Stories from the early years, the school years and his adult life as they occur.

Thursday, February 4, 2010

Trains and the 3 Vs

Matt didn't like me to sing him to sleep. He would put his hand over my mouth (the ultimate singing critique?). What did he like? He liked trains. He always wanted me to draw him a train. He liked stories about trains, maps with train-tracks on them, the letter "T" - because after all, T stood for train. Trains, trains, trains - what would I have done without his love of trains?

Think about it for a moment. Trains line up in long lines. They have wheels that spin. They are beautifully crafted, and you can ride on them. They have various cars they can pull but there is always an engine and a caboose. The tracks seem to go on forever - an unbroken line. Hmm . . an un-broken line. Connections. Constant. Let me tell a few stories with these influences . . .

Learning to Draw -
Trains - what else? Matt would bring paper and pencil to me and push for me to draw a train. Now let's clear up my drawing ability early. Yes, I can draw. I'm an artist, but my skill is not one where I can just picture it in my head and it looks great. Far from it. I need to look at something to draw it with any accuracy, so my piddly little drawings of trains were rudimentary at best. One day, I put the pencil in his hand and clasped his hand in mine. Then slowly, we traced a train from one of his many train books. It took! He began to draw, and draw, and draw. Matt is now 24 years old and an artist. He draws free hand from both models and memory. No erasure marks - ever (if he has to erase, he throws it away!). The renderings are simply breath-taking at times. He chooses animation over real-life and that's O.K. His animations make my real-life drawings seem so plain.

══════

* **TASK LIST**:
[1] In the blog post about Matt and trains, how old is Matt now?
[2] Pick up the blog post about Matt and trains after its last sentence and write the next part.
The rows that come next are separate material and have no connection to the blog post about Matt and trains.

══════

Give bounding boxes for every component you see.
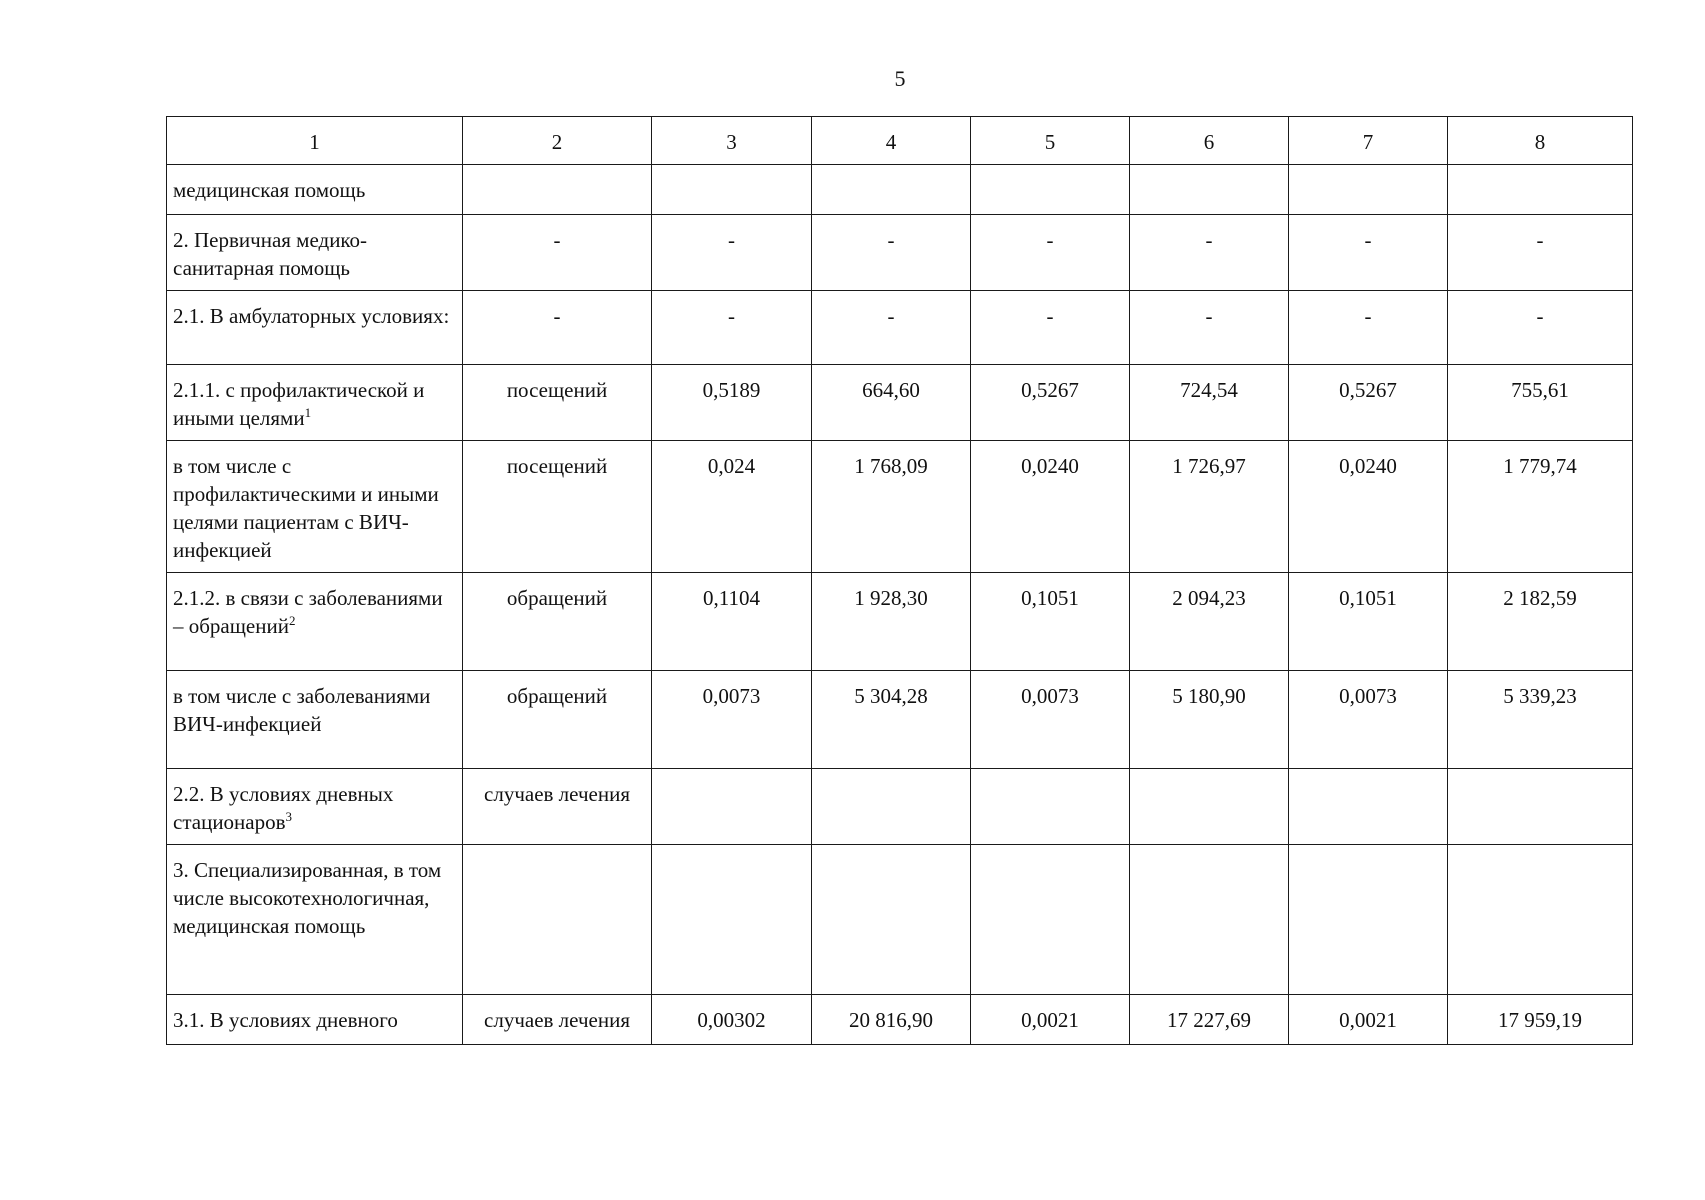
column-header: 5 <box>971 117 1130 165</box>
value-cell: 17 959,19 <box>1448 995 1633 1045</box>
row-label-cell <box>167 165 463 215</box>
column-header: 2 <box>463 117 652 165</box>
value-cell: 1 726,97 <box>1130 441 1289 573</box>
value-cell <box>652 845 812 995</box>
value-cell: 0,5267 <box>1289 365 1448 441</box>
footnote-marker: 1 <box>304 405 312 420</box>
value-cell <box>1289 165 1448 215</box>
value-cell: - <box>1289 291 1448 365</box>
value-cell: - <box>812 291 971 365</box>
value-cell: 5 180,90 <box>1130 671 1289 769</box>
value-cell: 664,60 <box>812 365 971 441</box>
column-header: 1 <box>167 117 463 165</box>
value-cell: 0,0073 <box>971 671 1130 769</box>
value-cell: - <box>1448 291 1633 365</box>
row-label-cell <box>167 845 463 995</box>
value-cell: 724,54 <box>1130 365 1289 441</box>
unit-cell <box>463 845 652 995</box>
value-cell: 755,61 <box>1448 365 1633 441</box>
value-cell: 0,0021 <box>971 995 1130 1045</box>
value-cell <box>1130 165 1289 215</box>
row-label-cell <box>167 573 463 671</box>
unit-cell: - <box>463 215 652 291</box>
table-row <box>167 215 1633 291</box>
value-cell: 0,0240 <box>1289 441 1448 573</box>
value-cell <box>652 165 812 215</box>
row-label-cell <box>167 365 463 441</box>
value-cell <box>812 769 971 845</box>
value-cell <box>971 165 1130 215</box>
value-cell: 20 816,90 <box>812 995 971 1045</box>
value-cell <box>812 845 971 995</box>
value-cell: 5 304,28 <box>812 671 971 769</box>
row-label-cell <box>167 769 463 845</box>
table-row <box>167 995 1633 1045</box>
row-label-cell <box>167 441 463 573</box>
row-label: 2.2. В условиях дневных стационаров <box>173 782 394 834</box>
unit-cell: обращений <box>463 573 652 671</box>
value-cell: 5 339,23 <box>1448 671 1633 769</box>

══════

* **REPLIES**:
[1] He is 24 years old.

[2]
Lesson learned - give him the tools he needs to do what he needs.

Learning the Alphabet -
The letter "T", of course, began his ability to understand and write the written word. Every morning, waiting for the school bus, we would draw on the frost-covered glass of the back door. I would write the alphabet and stop at the letter "S" and he would write the "T" and we continued. Day after day, year after year, it grew into his writing of the alphabet, then words - like his name, then his address, his phone number, and on and on. There were other times too, in school and at home, where we practiced, but the backdoor was his starting point.

Lesson learned - give him what he needs where he needs it (writing in frost was fun!).

Learning to Read -
Reading about . . you guessed it, trains! Type of trains, names of trains and train stations, names of all of Thomas the Tank Engine's friends. If it concerned trains, then he wanted to know. Wanting to know meant learning to read, and before long he branched out into other areas and new interests arose, but it all began with trains.

Lesson learned - If he likes it, use it.

Learning to Connect -
This one is directed at me.I needed to connect the dots. Patterns exist everywhere, and yes, even in the autistic mind that seems at times chaotic. Laughter, which would burst from him for no apparent reason, upward gazes that lasted minutes, crying and sadness out of what felt like nowhere. I had to learn to connect the dots.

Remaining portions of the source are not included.